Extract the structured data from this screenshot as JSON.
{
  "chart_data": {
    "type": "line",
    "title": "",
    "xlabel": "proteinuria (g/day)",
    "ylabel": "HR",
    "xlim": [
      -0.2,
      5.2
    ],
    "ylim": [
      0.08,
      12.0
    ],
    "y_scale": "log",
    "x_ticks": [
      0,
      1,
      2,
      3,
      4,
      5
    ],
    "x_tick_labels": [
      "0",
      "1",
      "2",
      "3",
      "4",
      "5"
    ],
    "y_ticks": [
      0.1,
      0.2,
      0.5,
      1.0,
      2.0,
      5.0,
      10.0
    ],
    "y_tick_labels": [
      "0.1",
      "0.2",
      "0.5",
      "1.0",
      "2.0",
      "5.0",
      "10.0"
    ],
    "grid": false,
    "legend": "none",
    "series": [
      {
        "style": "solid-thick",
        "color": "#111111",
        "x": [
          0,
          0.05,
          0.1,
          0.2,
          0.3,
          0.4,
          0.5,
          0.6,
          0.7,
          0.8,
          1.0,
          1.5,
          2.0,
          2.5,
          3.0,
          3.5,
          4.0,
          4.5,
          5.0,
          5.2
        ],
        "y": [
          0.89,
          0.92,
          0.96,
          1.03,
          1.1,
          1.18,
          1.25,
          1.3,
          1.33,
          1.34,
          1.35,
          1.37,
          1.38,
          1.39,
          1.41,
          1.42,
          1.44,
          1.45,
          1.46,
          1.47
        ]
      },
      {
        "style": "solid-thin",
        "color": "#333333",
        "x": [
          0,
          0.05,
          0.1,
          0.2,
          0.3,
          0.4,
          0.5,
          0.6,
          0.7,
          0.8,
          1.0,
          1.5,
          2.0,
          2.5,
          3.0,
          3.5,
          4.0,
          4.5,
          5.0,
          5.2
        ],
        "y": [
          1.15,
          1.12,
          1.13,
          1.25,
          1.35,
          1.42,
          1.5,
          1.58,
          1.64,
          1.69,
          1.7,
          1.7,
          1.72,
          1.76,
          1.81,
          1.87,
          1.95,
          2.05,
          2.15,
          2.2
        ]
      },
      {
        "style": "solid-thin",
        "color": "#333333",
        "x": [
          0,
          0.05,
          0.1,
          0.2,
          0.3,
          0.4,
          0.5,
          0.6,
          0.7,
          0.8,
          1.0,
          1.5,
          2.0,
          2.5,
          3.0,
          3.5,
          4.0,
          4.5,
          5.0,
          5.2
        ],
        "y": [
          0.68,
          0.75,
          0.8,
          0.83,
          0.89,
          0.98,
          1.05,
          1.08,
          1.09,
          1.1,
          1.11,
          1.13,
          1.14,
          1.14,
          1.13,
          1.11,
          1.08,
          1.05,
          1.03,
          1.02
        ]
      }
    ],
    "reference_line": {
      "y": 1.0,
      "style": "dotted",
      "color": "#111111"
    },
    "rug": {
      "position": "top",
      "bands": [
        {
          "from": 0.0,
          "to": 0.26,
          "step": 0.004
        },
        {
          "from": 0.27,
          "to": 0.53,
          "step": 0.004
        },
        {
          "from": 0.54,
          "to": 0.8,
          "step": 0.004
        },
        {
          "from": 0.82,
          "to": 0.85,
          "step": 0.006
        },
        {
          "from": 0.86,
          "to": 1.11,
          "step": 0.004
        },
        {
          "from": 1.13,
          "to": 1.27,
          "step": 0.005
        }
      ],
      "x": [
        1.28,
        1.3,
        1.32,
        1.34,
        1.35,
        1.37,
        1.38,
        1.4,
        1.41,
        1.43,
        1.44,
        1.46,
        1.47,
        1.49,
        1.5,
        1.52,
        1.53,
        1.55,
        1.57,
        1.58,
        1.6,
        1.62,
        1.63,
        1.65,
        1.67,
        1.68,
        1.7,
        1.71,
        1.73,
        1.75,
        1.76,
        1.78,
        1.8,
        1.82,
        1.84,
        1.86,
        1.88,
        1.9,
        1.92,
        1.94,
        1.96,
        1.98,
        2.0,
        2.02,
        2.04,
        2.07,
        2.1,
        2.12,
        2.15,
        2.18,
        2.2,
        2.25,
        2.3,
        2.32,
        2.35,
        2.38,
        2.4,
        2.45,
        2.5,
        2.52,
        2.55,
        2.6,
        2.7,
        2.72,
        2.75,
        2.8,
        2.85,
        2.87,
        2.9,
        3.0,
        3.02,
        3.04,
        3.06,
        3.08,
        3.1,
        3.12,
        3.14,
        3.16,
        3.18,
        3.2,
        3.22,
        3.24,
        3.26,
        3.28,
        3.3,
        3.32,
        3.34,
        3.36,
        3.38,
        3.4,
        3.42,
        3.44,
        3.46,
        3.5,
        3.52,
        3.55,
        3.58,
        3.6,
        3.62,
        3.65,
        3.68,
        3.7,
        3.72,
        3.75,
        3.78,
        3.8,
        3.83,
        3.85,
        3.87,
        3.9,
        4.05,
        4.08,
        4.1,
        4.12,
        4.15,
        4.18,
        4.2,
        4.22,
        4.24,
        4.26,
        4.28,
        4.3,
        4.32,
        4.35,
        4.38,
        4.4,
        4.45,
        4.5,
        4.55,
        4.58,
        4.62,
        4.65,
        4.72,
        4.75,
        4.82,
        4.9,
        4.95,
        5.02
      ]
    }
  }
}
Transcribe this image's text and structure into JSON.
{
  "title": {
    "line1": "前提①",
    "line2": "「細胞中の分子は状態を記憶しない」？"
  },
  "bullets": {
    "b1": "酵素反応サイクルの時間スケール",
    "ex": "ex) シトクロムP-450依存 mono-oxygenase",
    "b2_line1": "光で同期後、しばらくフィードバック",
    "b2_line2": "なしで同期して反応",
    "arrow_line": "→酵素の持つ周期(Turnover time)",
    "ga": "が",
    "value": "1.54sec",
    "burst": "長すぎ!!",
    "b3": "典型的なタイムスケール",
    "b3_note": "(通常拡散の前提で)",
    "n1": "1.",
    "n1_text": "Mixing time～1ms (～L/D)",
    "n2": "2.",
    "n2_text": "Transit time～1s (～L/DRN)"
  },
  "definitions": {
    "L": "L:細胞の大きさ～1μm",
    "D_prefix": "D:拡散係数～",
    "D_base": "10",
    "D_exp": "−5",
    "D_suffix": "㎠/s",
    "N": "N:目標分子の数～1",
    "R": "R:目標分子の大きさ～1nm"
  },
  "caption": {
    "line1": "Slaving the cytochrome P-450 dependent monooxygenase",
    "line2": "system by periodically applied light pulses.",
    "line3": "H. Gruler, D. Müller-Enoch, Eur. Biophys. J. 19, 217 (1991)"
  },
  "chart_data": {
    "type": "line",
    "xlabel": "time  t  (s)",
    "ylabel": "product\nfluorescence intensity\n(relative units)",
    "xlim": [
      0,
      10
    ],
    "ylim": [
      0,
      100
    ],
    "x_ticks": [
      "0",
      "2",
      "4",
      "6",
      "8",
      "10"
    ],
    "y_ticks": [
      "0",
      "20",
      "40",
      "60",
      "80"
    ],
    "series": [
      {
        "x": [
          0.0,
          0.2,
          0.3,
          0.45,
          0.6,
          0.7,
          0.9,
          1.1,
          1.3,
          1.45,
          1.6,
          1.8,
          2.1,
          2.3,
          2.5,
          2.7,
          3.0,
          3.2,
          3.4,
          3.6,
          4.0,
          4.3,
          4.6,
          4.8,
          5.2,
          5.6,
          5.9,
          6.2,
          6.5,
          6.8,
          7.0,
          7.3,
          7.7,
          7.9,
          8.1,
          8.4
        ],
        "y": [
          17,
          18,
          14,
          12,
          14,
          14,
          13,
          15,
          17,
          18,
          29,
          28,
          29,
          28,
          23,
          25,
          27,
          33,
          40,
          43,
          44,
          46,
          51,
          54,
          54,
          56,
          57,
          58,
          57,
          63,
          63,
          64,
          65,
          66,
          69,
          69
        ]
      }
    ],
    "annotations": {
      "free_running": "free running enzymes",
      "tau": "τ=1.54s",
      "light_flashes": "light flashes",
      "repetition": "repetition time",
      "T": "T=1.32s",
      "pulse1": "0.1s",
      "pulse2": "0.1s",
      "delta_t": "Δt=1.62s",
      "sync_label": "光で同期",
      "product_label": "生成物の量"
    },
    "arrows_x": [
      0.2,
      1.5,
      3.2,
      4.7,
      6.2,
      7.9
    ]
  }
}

-=-=-=-=-

If a line in the entries above includes "light", count it; report the total alone.

2